> **Record extracts**
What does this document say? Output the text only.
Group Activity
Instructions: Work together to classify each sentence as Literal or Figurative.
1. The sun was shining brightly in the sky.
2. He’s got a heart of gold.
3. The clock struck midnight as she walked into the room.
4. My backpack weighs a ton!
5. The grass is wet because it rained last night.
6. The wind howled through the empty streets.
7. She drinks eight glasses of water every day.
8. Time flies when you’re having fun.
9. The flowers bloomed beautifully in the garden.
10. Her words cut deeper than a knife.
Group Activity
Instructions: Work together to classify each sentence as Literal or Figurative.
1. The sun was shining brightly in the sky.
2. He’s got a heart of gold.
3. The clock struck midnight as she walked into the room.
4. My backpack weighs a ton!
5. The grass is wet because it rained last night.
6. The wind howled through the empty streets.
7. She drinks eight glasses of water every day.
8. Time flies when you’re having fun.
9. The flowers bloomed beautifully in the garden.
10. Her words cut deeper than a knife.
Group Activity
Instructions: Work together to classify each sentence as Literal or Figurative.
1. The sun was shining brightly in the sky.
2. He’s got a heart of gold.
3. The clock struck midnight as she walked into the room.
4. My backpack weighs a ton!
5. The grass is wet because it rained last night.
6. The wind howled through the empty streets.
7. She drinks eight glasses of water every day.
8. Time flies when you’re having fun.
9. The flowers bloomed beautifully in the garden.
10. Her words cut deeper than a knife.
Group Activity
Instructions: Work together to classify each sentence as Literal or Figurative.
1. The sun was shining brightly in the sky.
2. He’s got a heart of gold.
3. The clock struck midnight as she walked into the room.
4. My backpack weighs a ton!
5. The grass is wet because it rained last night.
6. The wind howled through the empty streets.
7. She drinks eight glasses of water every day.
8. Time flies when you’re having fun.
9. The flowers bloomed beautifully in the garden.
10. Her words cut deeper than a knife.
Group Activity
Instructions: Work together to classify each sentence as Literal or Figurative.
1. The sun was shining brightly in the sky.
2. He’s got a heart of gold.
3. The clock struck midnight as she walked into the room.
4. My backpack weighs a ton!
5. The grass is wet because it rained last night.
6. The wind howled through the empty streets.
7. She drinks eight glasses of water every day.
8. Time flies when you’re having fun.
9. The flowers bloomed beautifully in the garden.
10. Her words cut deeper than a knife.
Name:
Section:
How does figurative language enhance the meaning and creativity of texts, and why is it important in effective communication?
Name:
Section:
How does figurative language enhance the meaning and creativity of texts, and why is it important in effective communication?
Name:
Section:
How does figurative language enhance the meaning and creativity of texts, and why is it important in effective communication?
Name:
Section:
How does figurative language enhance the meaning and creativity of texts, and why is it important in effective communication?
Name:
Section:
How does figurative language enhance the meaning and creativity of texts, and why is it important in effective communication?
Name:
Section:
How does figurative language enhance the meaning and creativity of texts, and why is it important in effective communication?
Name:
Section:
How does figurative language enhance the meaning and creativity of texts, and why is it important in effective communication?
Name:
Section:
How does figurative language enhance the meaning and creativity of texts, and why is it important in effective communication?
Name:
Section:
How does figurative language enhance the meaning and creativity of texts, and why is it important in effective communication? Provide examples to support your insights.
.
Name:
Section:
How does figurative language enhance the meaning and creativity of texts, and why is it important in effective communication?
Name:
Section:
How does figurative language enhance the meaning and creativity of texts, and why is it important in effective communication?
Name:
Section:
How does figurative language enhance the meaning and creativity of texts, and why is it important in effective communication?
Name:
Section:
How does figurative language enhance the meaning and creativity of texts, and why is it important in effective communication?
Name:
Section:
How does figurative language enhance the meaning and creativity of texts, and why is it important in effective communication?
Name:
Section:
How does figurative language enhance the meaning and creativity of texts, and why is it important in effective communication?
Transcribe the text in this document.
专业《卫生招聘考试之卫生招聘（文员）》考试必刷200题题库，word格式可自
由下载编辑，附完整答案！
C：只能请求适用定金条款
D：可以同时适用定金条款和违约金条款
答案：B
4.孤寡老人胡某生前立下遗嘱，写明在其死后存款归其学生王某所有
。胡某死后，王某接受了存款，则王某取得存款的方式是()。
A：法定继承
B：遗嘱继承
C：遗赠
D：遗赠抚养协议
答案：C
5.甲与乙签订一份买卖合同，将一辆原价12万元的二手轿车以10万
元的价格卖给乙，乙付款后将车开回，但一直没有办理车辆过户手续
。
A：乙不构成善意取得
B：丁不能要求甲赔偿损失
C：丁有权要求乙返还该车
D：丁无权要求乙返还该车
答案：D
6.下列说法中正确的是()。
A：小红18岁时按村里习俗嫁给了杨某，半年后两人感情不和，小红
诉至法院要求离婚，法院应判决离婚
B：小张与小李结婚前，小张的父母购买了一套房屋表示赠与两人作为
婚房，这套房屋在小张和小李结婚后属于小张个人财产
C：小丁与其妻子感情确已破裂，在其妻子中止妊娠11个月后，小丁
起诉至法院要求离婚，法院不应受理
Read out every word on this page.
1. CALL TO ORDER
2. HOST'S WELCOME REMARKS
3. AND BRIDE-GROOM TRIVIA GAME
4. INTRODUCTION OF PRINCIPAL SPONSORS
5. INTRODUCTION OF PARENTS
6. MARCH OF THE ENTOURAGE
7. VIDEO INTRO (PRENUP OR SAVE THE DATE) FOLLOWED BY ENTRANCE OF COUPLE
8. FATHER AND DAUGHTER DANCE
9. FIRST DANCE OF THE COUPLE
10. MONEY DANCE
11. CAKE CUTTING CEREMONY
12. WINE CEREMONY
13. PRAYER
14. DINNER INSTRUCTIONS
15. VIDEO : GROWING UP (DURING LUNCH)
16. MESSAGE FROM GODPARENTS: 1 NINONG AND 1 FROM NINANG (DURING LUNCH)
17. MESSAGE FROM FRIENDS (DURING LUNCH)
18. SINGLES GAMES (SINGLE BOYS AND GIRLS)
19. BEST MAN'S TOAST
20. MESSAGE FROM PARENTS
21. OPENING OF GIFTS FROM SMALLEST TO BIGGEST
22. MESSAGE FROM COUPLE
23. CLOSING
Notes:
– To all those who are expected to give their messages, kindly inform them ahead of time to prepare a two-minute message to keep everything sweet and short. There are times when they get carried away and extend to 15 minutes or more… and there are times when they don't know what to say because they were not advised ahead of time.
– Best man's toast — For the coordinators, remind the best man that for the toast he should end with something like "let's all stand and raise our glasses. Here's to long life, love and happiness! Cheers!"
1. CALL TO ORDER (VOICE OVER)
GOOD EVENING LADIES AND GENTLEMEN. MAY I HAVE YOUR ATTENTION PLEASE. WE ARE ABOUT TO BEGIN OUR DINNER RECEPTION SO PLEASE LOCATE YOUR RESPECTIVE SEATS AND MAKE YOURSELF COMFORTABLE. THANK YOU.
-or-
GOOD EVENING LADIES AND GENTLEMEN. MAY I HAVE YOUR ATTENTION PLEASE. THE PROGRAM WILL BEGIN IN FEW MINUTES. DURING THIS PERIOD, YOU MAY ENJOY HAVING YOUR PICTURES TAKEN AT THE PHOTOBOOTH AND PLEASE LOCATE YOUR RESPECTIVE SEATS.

> **Request**
Extract, word for word, each line of the listing above.

> **Result of this exercise**
What does this document say? Output the text only.
Group Activity
Instructions: Work together to classify each sentence as Literal or Figurative.
1. The sun was shining brightly in the sky.
2. He’s got a heart of gold.
3. The clock struck midnight as she walked into the room.
4. My backpack weighs a ton!
5. The grass is wet because it rained last night.
6. The wind howled through the empty streets.
7. She drinks eight glasses of water every day.
8. Time flies when you’re having fun.
9. The flowers bloomed beautifully in the garden.
10. Her words cut deeper than a knife.
Group Activity
Instructions: Work together to classify each sentence as Literal or Figurative.
1. The sun was shining brightly in the sky.
2. He’s got a heart of gold.
3. The clock struck midnight as she walked into the room.
4. My backpack weighs a ton!
5. The grass is wet because it rained last night.
6. The wind howled through the empty streets.
7. She drinks eight glasses of water every day.
8. Time flies when you’re having fun.
9. The flowers bloomed beautifully in the garden.
10. Her words cut deeper than a knife.
Group Activity
Instructions: Work together to classify each sentence as Literal or Figurative.
1. The sun was shining brightly in the sky.
2. He’s got a heart of gold.
3. The clock struck midnight as she walked into the room.
4. My backpack weighs a ton!
5. The grass is wet because it rained last night.
6. The wind howled through the empty streets.
7. She drinks eight glasses of water every day.
8. Time flies when you’re having fun.
9. The flowers bloomed beautifully in the garden.
10. Her words cut deeper than a knife.
Group Activity
Instructions: Work together to classify each sentence as Literal or Figurative.
1. The sun was shining brightly in the sky.
2. He’s got a heart of gold.
3. The clock struck midnight as she walked into the room.
4. My backpack weighs a ton!
5. The grass is wet because it rained last night.
6. The wind howled through the empty streets.
7. She drinks eight glasses of water every day.
8. Time flies when you’re having fun.
9. The flowers bloomed beautifully in the garden.
10. Her words cut deeper than a knife.
Group Activity
Instructions: Work together to classify each sentence as Literal or Figurative.
1. The sun was shining brightly in the sky.
2. He’s got a heart of gold.
3. The clock struck midnight as she walked into the room.
4. My backpack weighs a ton!
5. The grass is wet because it rained last night.
6. The wind howled through the empty streets.
7. She drinks eight glasses of water every day.
8. Time flies when you’re having fun.
9. The flowers bloomed beautifully in the garden.
10. Her words cut deeper than a knife.
Name:
Section:
How does figurative language enhance the meaning and creativity of texts, and why is it important in effective communication?
Name:
Section:
How does figurative language enhance the meaning and creativity of texts, and why is it important in effective communication?
Name:
Section:
How does figurative language enhance the meaning and creativity of texts, and why is it important in effective communication?
Name:
Section:
How does figurative language enhance the meaning and creativity of texts, and why is it important in effective communication?
Name:
Section:
How does figurative language enhance the meaning and creativity of texts, and why is it important in effective communication?
Name:
Section:
How does figurative language enhance the meaning and creativity of texts, and why is it important in effective communication?
Name:
Section:
How does figurative language enhance the meaning and creativity of texts, and why is it important in effective communication?
Name:
Section:
How does figurative language enhance the meaning and creativity of texts, and why is it important in effective communication?
Name:
Section:
How does figurative language enhance the meaning and creativity of texts, and why is it important in effective communication? Provide examples to support your insights.
.
Name:
Section:
How does figurative language enhance the meaning and creativity of texts, and why is it important in effective communication?
Name:
Section:
How does figurative language enhance the meaning and creativity of texts, and why is it important in effective communication?
Name:
Section:
How does figurative language enhance the meaning and creativity of texts, and why is it important in effective communication?
Name:
Section:
How does figurative language enhance the meaning and creativity of texts, and why is it important in effective communication?
Name:
Section:
How does figurative language enhance the meaning and creativity of texts, and why is it important in effective communication?
Name:
Section:
How does figurative language enhance the meaning and creativity of texts, and why is it important in effective communication?
Transcribe the text in this document.
专业《卫生招聘考试之卫生招聘（文员）》考试必刷200题题库，word格式可自
由下载编辑，附完整答案！
C：只能请求适用定金条款
D：可以同时适用定金条款和违约金条款
答案：B
4.孤寡老人胡某生前立下遗嘱，写明在其死后存款归其学生王某所有
。胡某死后，王某接受了存款，则王某取得存款的方式是()。
A：法定继承
B：遗嘱继承
C：遗赠
D：遗赠抚养协议
答案：C
5.甲与乙签订一份买卖合同，将一辆原价12万元的二手轿车以10万
元的价格卖给乙，乙付款后将车开回，但一直没有办理车辆过户手续
。
A：乙不构成善意取得
B：丁不能要求甲赔偿损失
C：丁有权要求乙返还该车
D：丁无权要求乙返还该车
答案：D
6.下列说法中正确的是()。
A：小红18岁时按村里习俗嫁给了杨某，半年后两人感情不和，小红
诉至法院要求离婚，法院应判决离婚
B：小张与小李结婚前，小张的父母购买了一套房屋表示赠与两人作为
婚房，这套房屋在小张和小李结婚后属于小张个人财产
C：小丁与其妻子感情确已破裂，在其妻子中止妊娠11个月后，小丁
起诉至法院要求离婚，法院不应受理
Read out every word on this page.
1. CALL TO ORDER
2. HOST'S WELCOME REMARKS
3. AND BRIDE-GROOM TRIVIA GAME
4. INTRODUCTION OF PRINCIPAL SPONSORS
5. INTRODUCTION OF PARENTS
6. MARCH OF THE ENTOURAGE
7. VIDEO INTRO (PRENUP OR SAVE THE DATE) FOLLOWED BY ENTRANCE OF COUPLE
8. FATHER AND DAUGHTER DANCE
9. FIRST DANCE OF THE COUPLE
10. MONEY DANCE
11. CAKE CUTTING CEREMONY
12. WINE CEREMONY
13. PRAYER
14. DINNER INSTRUCTIONS
15. VIDEO : GROWING UP (DURING LUNCH)
16. MESSAGE FROM GODPARENTS: 1 NINONG AND 1 FROM NINANG (DURING LUNCH)
17. MESSAGE FROM FRIENDS (DURING LUNCH)
18. SINGLES GAMES (SINGLE BOYS AND GIRLS)
19. BEST MAN'S TOAST
20. MESSAGE FROM PARENTS
21. OPENING OF GIFTS FROM SMALLEST TO BIGGEST
22. MESSAGE FROM COUPLE
23. CLOSING
Notes:
– To all those who are expected to give their messages, kindly inform them ahead of time to prepare a two-minute message to keep everything sweet and short. There are times when they get carried away and extend to 15 minutes or more… and there are times when they don't know what to say because they were not advised ahead of time.
– Best man's toast — For the coordinators, remind the best man that for the toast he should end with something like "let's all stand and raise our glasses. Here's to long life, love and happiness! Cheers!"
1. CALL TO ORDER (VOICE OVER)
GOOD EVENING LADIES AND GENTLEMEN. MAY I HAVE YOUR ATTENTION PLEASE. WE ARE ABOUT TO BEGIN OUR DINNER RECEPTION SO PLEASE LOCATE YOUR RESPECTIVE SEATS AND MAKE YOURSELF COMFORTABLE. THANK YOU.
-or-
GOOD EVENING LADIES AND GENTLEMEN. MAY I HAVE YOUR ATTENTION PLEASE. THE PROGRAM WILL BEGIN IN FEW MINUTES. DURING THIS PERIOD, YOU MAY ENJOY HAVING YOUR PICTURES TAKEN AT THE PHOTOBOOTH AND PLEASE LOCATE YOUR RESPECTIVE SEATS.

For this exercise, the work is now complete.